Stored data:
-*-
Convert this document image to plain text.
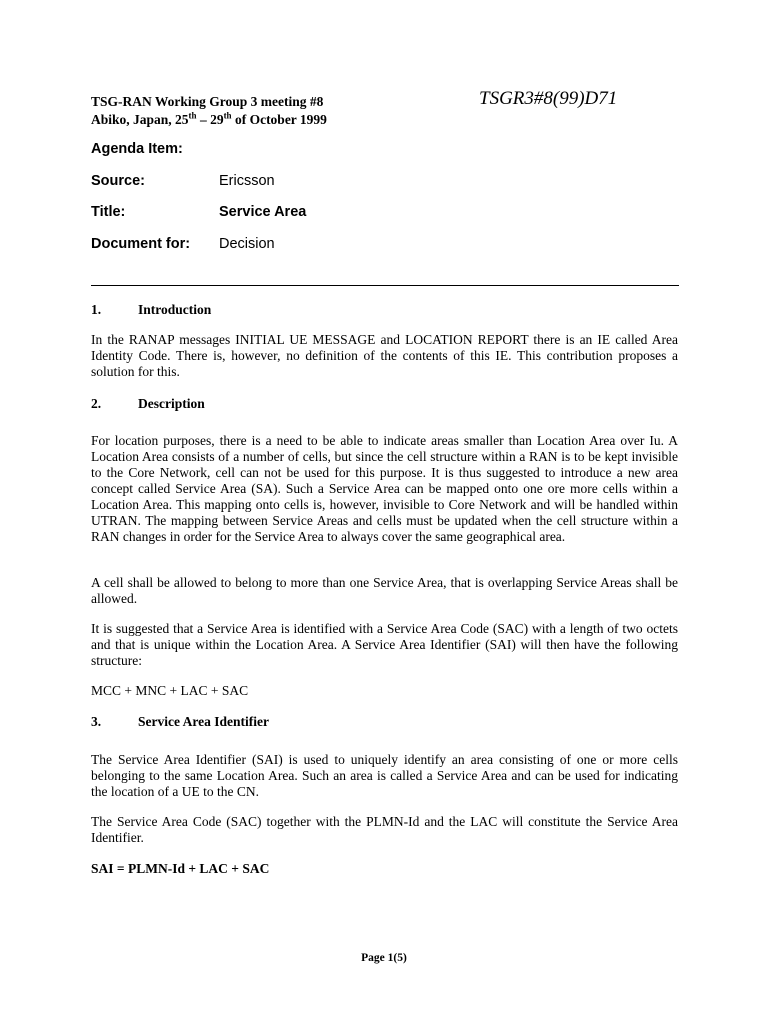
TSG-RAN Working Group 3 meeting #8
Abiko, Japan, 25th – 29th of October 1999
TSGR3#8(99)D71
Agenda Item:
Source:	Ericsson
Title:	Service Area
Document for: Decision
1.	Introduction

In the RANAP messages INITIAL UE MESSAGE and LOCATION REPORT there is an IE called Area Identity Code. There is, however, no definition of the contents of this IE. This contribution proposes a solution for this.

2.	Description

For location purposes, there is a need to be able to indicate areas smaller than Location Area over Iu. A Location Area consists of a number of cells, but since the cell structure within a RAN is to be kept invisible to the Core Network, cell can not be used for this purpose. It is thus suggested to introduce a new area concept called Service Area (SA). Such a Service Area can be mapped onto one ore more cells within a Location Area. This mapping onto cells is, however, invisible to Core Network and will be handled within UTRAN. The mapping between Service Areas and cells must be updated when the cell structure within a RAN changes in order for the Service Area to always cover the same geographical area.

A cell shall be allowed to belong to more than one Service Area, that is overlapping Service Areas shall be allowed.

It is suggested that a Service Area is identified with a Service Area Code (SAC) with a length of two octets and that is unique within the Location Area. A Service Area Identifier (SAI) will then have the following structure:

MCC + MNC + LAC + SAC

3.	Service Area Identifier

The Service Area Identifier (SAI) is used to uniquely identify an area consisting of one or more cells belonging to the same Location Area. Such an area is called a Service Area and can be used for indicating the location of a UE to the CN.

The Service Area Code (SAC) together with the PLMN-Id and the LAC will constitute the Service Area Identifier.

SAI = PLMN-Id + LAC + SAC

Page 1(5)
-*-
- Exercise prompt
Omit the pictures and copy the records above exactly.

- Output below
Convert this document image to plain text.
TSG-RAN Working Group 3 meeting #8
Abiko, Japan, 25th – 29th of October 1999
TSGR3#8(99)D71
Agenda Item:
Source:	Ericsson
Title:	Service Area
Document for: Decision
1.	Introduction

In the RANAP messages INITIAL UE MESSAGE and LOCATION REPORT there is an IE called Area Identity Code. There is, however, no definition of the contents of this IE. This contribution proposes a solution for this.

2.	Description

For location purposes, there is a need to be able to indicate areas smaller than Location Area over Iu. A Location Area consists of a number of cells, but since the cell structure within a RAN is to be kept invisible to the Core Network, cell can not be used for this purpose. It is thus suggested to introduce a new area concept called Service Area (SA). Such a Service Area can be mapped onto one ore more cells within a Location Area. This mapping onto cells is, however, invisible to Core Network and will be handled within UTRAN. The mapping between Service Areas and cells must be updated when the cell structure within a RAN changes in order for the Service Area to always cover the same geographical area.

A cell shall be allowed to belong to more than one Service Area, that is overlapping Service Areas shall be allowed.

It is suggested that a Service Area is identified with a Service Area Code (SAC) with a length of two octets and that is unique within the Location Area. A Service Area Identifier (SAI) will then have the following structure:

MCC + MNC + LAC + SAC

3.	Service Area Identifier

The Service Area Identifier (SAI) is used to uniquely identify an area consisting of one or more cells belonging to the same Location Area. Such an area is called a Service Area and can be used for indicating the location of a UE to the CN.

The Service Area Code (SAC) together with the PLMN-Id and the LAC will constitute the Service Area Identifier.

SAI = PLMN-Id + LAC + SAC

Page 1(5)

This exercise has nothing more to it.